**WORK TO BE COMPLETED**
From the records below, pull each line that has "note".

Lines of data
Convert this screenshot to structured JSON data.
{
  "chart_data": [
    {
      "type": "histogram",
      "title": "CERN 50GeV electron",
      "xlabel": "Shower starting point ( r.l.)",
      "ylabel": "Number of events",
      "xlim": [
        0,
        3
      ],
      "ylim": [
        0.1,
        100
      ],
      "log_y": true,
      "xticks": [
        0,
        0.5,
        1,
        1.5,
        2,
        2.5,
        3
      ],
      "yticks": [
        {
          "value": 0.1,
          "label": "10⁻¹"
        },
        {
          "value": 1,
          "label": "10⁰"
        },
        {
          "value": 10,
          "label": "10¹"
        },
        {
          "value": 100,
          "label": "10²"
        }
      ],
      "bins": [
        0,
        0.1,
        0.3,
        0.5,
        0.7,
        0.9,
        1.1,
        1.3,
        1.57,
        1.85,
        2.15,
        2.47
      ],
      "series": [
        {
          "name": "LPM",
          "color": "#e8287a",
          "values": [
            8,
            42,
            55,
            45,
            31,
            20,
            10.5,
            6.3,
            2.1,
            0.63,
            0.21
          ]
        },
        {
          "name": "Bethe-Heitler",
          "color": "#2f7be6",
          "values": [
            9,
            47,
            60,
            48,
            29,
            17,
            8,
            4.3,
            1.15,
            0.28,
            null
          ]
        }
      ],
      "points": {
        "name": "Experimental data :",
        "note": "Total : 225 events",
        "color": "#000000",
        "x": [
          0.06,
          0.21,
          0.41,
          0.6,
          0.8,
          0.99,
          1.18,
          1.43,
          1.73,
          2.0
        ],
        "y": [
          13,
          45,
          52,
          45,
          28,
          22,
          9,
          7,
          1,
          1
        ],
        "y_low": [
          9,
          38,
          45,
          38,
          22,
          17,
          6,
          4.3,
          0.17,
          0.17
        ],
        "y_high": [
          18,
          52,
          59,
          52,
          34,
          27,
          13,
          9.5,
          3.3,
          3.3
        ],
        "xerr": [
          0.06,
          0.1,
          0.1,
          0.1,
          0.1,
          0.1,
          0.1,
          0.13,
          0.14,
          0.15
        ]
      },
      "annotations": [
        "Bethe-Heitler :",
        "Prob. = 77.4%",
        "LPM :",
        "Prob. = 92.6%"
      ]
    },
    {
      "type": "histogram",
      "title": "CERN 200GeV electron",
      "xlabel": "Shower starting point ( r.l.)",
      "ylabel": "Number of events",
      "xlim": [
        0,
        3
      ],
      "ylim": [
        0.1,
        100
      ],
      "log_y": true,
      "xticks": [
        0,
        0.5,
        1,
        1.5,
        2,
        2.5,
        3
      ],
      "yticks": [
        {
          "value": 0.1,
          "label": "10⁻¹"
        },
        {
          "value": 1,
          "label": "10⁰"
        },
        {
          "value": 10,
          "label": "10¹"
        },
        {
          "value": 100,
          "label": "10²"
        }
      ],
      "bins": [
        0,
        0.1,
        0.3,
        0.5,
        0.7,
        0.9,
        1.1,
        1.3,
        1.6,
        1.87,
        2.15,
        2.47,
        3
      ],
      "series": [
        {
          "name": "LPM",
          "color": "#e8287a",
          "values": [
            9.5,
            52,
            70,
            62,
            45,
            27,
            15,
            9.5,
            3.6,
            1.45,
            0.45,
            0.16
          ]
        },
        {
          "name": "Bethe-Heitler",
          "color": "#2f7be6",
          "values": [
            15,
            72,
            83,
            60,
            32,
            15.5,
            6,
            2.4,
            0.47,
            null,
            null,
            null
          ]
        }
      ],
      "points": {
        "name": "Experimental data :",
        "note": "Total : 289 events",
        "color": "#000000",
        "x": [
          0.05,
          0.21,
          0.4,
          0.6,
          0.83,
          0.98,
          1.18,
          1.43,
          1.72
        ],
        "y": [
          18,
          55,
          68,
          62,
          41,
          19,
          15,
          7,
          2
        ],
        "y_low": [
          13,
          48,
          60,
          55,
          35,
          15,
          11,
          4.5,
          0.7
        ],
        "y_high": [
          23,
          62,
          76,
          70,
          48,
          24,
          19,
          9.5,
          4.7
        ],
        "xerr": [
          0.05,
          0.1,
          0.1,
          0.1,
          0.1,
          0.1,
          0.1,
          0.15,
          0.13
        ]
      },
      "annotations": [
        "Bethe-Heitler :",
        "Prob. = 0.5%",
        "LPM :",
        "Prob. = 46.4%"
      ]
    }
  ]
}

**CORRECT RESULT**
        "note": "Total : 225 events",
        "note": "Total : 289 events",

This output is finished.